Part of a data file
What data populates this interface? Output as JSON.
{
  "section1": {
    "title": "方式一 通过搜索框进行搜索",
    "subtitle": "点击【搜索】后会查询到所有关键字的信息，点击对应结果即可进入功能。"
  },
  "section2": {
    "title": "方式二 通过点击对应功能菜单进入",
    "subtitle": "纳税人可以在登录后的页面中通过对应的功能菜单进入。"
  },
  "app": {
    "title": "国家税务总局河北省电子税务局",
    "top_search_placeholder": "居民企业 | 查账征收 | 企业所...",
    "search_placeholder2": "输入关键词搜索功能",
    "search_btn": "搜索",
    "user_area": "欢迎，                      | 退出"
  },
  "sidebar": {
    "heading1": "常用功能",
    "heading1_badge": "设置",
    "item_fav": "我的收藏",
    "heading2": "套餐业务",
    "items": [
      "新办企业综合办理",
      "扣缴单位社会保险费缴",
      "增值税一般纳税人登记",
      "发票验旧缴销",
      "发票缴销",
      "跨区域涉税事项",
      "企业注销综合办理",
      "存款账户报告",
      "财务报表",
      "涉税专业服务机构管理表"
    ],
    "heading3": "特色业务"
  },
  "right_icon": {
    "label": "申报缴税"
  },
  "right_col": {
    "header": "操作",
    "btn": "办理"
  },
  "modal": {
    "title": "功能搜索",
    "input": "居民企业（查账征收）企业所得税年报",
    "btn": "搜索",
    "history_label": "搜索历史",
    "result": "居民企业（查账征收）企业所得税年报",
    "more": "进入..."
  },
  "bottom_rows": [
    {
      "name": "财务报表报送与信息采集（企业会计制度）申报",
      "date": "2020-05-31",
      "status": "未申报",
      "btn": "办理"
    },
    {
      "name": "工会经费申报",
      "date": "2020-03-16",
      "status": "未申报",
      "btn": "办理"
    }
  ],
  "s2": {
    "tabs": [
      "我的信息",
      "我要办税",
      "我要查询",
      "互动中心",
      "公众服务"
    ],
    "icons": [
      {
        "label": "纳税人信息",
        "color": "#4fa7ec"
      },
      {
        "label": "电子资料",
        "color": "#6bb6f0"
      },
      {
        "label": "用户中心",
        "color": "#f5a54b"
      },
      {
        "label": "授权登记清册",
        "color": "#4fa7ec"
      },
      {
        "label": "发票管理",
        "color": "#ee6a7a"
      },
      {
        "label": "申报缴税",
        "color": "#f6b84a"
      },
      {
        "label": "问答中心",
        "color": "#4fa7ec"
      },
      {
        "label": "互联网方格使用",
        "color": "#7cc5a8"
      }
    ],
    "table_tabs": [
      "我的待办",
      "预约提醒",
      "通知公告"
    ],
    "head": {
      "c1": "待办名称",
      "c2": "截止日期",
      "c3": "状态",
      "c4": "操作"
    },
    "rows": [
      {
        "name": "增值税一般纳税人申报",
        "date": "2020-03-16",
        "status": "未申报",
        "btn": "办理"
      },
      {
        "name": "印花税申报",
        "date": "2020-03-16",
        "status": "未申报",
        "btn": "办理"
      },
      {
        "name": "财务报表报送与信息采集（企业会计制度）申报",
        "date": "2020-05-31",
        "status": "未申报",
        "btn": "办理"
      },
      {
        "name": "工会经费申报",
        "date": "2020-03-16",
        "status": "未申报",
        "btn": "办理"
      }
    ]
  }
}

• _Exercise_
Above are the records; retype every one exactly.

• _Written solution_
What data populates this interface? Output as JSON.
{
  "section1": {
    "title": "方式一 通过搜索框进行搜索",
    "subtitle": "点击【搜索】后会查询到所有关键字的信息，点击对应结果即可进入功能。"
  },
  "section2": {
    "title": "方式二 通过点击对应功能菜单进入",
    "subtitle": "纳税人可以在登录后的页面中通过对应的功能菜单进入。"
  },
  "app": {
    "title": "国家税务总局河北省电子税务局",
    "top_search_placeholder": "居民企业 | 查账征收 | 企业所...",
    "search_placeholder2": "输入关键词搜索功能",
    "search_btn": "搜索",
    "user_area": "欢迎，                      | 退出"
  },
  "sidebar": {
    "heading1": "常用功能",
    "heading1_badge": "设置",
    "item_fav": "我的收藏",
    "heading2": "套餐业务",
    "items": [
      "新办企业综合办理",
      "扣缴单位社会保险费缴",
      "增值税一般纳税人登记",
      "发票验旧缴销",
      "发票缴销",
      "跨区域涉税事项",
      "企业注销综合办理",
      "存款账户报告",
      "财务报表",
      "涉税专业服务机构管理表"
    ],
    "heading3": "特色业务"
  },
  "right_icon": {
    "label": "申报缴税"
  },
  "right_col": {
    "header": "操作",
    "btn": "办理"
  },
  "modal": {
    "title": "功能搜索",
    "input": "居民企业（查账征收）企业所得税年报",
    "btn": "搜索",
    "history_label": "搜索历史",
    "result": "居民企业（查账征收）企业所得税年报",
    "more": "进入..."
  },
  "bottom_rows": [
    {
      "name": "财务报表报送与信息采集（企业会计制度）申报",
      "date": "2020-05-31",
      "status": "未申报",
      "btn": "办理"
    },
    {
      "name": "工会经费申报",
      "date": "2020-03-16",
      "status": "未申报",
      "btn": "办理"
    }
  ],
  "s2": {
    "tabs": [
      "我的信息",
      "我要办税",
      "我要查询",
      "互动中心",
      "公众服务"
    ],
    "icons": [
      {
        "label": "纳税人信息",
        "color": "#4fa7ec"
      },
      {
        "label": "电子资料",
        "color": "#6bb6f0"
      },
      {
        "label": "用户中心",
        "color": "#f5a54b"
      },
      {
        "label": "授权登记清册",
        "color": "#4fa7ec"
      },
      {
        "label": "发票管理",
        "color": "#ee6a7a"
      },
      {
        "label": "申报缴税",
        "color": "#f6b84a"
      },
      {
        "label": "问答中心",
        "color": "#4fa7ec"
      },
      {
        "label": "互联网方格使用",
        "color": "#7cc5a8"
      }
    ],
    "table_tabs": [
      "我的待办",
      "预约提醒",
      "通知公告"
    ],
    "head": {
      "c1": "待办名称",
      "c2": "截止日期",
      "c3": "状态",
      "c4": "操作"
    },
    "rows": [
      {
        "name": "增值税一般纳税人申报",
        "date": "2020-03-16",
        "status": "未申报",
        "btn": "办理"
      },
      {
        "name": "印花税申报",
        "date": "2020-03-16",
        "status": "未申报",
        "btn": "办理"
      },
      {
        "name": "财务报表报送与信息采集（企业会计制度）申报",
        "date": "2020-05-31",
        "status": "未申报",
        "btn": "办理"
      },
      {
        "name": "工会经费申报",
        "date": "2020-03-16",
        "status": "未申报",
        "btn": "办理"
      }
    ]
  }
}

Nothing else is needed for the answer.